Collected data
○ ○ ○ ○ ○

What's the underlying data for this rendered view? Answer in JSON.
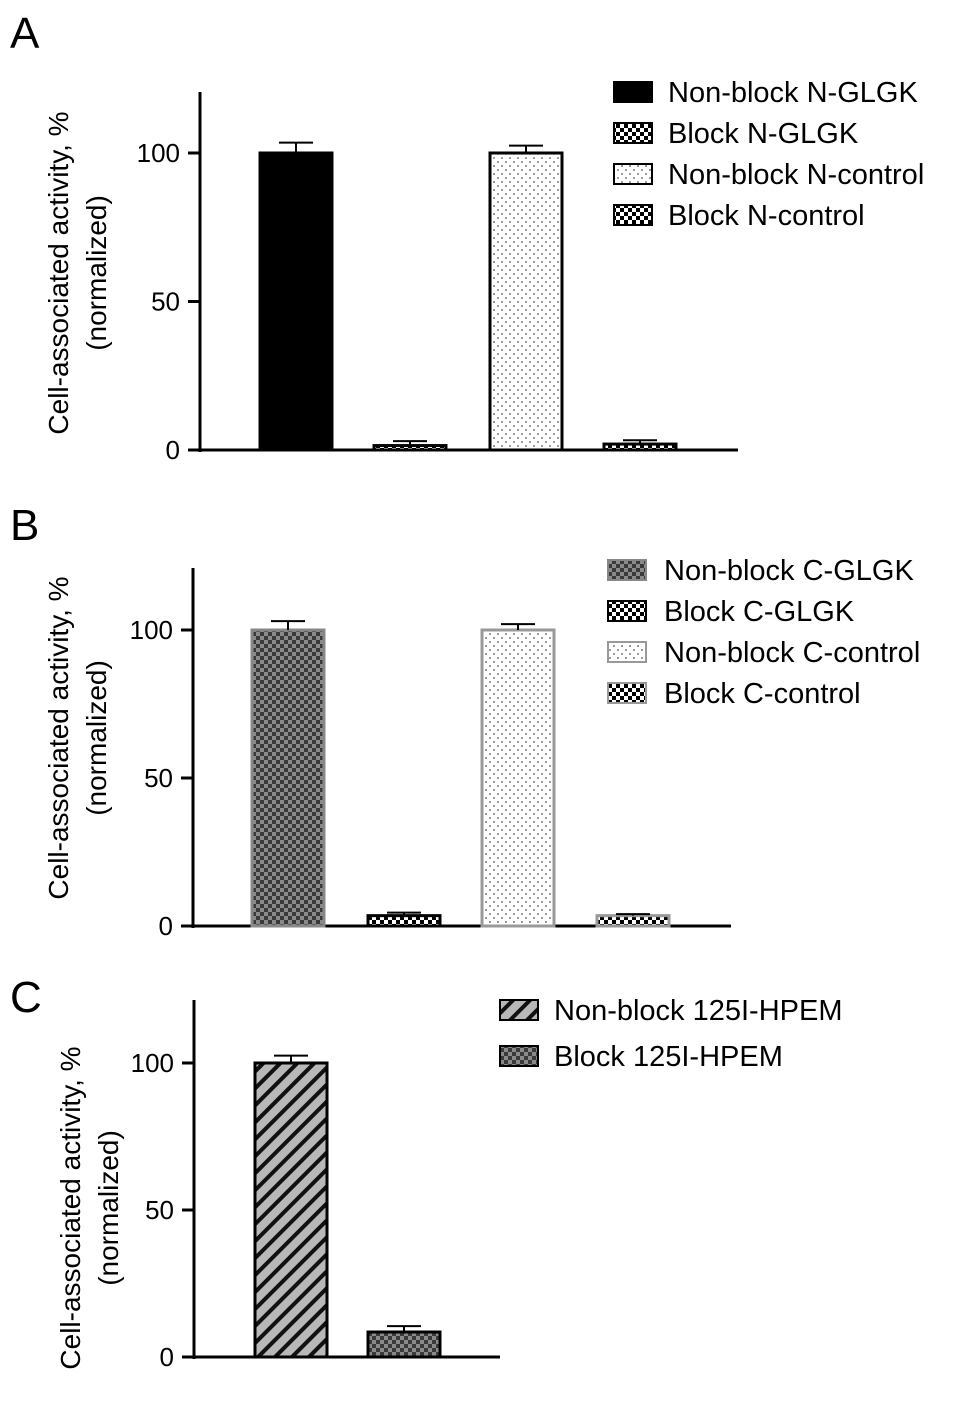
{
  "chart_data": [
    {
      "type": "bar",
      "panel_label": "A",
      "ylabel_line1": "Cell-associated activity, %",
      "ylabel_line2": "(normalized)",
      "ylim": [
        0,
        120
      ],
      "yticks": [
        0,
        50,
        100
      ],
      "grid": false,
      "legend_position": "top-right",
      "categories": [
        "Non-block N-GLGK",
        "Block N-GLGK",
        "Non-block N-control",
        "Block N-control"
      ],
      "values": [
        100,
        1.5,
        100,
        2
      ],
      "errors": [
        3.5,
        1.5,
        2.5,
        1.3
      ],
      "series_styles": [
        {
          "pattern": "solid-black",
          "fill": "#000000",
          "stroke": "#000000"
        },
        {
          "pattern": "check-black",
          "fill": "#000000",
          "stroke": "#000000"
        },
        {
          "pattern": "dots-white",
          "fill": "#ffffff",
          "stroke": "#000000"
        },
        {
          "pattern": "check-black",
          "fill": "#000000",
          "stroke": "#000000"
        }
      ]
    },
    {
      "type": "bar",
      "panel_label": "B",
      "ylabel_line1": "Cell-associated activity, %",
      "ylabel_line2": "(normalized)",
      "ylim": [
        0,
        120
      ],
      "yticks": [
        0,
        50,
        100
      ],
      "grid": false,
      "legend_position": "top-right",
      "categories": [
        "Non-block C-GLGK",
        "Block C-GLGK",
        "Non-block C-control",
        "Block C-control"
      ],
      "values": [
        100,
        3.5,
        100,
        3.5
      ],
      "errors": [
        3,
        1,
        2,
        0.5
      ],
      "series_styles": [
        {
          "pattern": "check-gray",
          "fill": "#555555",
          "stroke": "#888888"
        },
        {
          "pattern": "check-black",
          "fill": "#000000",
          "stroke": "#000000"
        },
        {
          "pattern": "dots-white",
          "fill": "#ffffff",
          "stroke": "#999999"
        },
        {
          "pattern": "check-black",
          "fill": "#000000",
          "stroke": "#999999"
        }
      ]
    },
    {
      "type": "bar",
      "panel_label": "C",
      "ylabel_line1": "Cell-associated activity, %",
      "ylabel_line2": "(normalized)",
      "ylim": [
        0,
        120
      ],
      "yticks": [
        0,
        50,
        100
      ],
      "grid": false,
      "legend_position": "top-right",
      "categories": [
        "Non-block 125I-HPEM",
        "Block 125I-HPEM"
      ],
      "values": [
        100,
        8.5
      ],
      "errors": [
        2.5,
        2
      ],
      "series_styles": [
        {
          "pattern": "diag-gray",
          "fill": "#aaaaaa",
          "stroke": "#000000"
        },
        {
          "pattern": "check-gray",
          "fill": "#444444",
          "stroke": "#000000"
        }
      ]
    }
  ]
}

○ ○ ○ ○ ○

**Exercise details:**
Copy the records word for word, leaving no picture in the copy.

**Task answer:**
What's the underlying data for this rendered view? Answer in JSON.
{
  "chart_data": [
    {
      "type": "bar",
      "panel_label": "A",
      "ylabel_line1": "Cell-associated activity, %",
      "ylabel_line2": "(normalized)",
      "ylim": [
        0,
        120
      ],
      "yticks": [
        0,
        50,
        100
      ],
      "grid": false,
      "legend_position": "top-right",
      "categories": [
        "Non-block N-GLGK",
        "Block N-GLGK",
        "Non-block N-control",
        "Block N-control"
      ],
      "values": [
        100,
        1.5,
        100,
        2
      ],
      "errors": [
        3.5,
        1.5,
        2.5,
        1.3
      ],
      "series_styles": [
        {
          "pattern": "solid-black",
          "fill": "#000000",
          "stroke": "#000000"
        },
        {
          "pattern": "check-black",
          "fill": "#000000",
          "stroke": "#000000"
        },
        {
          "pattern": "dots-white",
          "fill": "#ffffff",
          "stroke": "#000000"
        },
        {
          "pattern": "check-black",
          "fill": "#000000",
          "stroke": "#000000"
        }
      ]
    },
    {
      "type": "bar",
      "panel_label": "B",
      "ylabel_line1": "Cell-associated activity, %",
      "ylabel_line2": "(normalized)",
      "ylim": [
        0,
        120
      ],
      "yticks": [
        0,
        50,
        100
      ],
      "grid": false,
      "legend_position": "top-right",
      "categories": [
        "Non-block C-GLGK",
        "Block C-GLGK",
        "Non-block C-control",
        "Block C-control"
      ],
      "values": [
        100,
        3.5,
        100,
        3.5
      ],
      "errors": [
        3,
        1,
        2,
        0.5
      ],
      "series_styles": [
        {
          "pattern": "check-gray",
          "fill": "#555555",
          "stroke": "#888888"
        },
        {
          "pattern": "check-black",
          "fill": "#000000",
          "stroke": "#000000"
        },
        {
          "pattern": "dots-white",
          "fill": "#ffffff",
          "stroke": "#999999"
        },
        {
          "pattern": "check-black",
          "fill": "#000000",
          "stroke": "#999999"
        }
      ]
    },
    {
      "type": "bar",
      "panel_label": "C",
      "ylabel_line1": "Cell-associated activity, %",
      "ylabel_line2": "(normalized)",
      "ylim": [
        0,
        120
      ],
      "yticks": [
        0,
        50,
        100
      ],
      "grid": false,
      "legend_position": "top-right",
      "categories": [
        "Non-block 125I-HPEM",
        "Block 125I-HPEM"
      ],
      "values": [
        100,
        8.5
      ],
      "errors": [
        2.5,
        2
      ],
      "series_styles": [
        {
          "pattern": "diag-gray",
          "fill": "#aaaaaa",
          "stroke": "#000000"
        },
        {
          "pattern": "check-gray",
          "fill": "#444444",
          "stroke": "#000000"
        }
      ]
    }
  ]
}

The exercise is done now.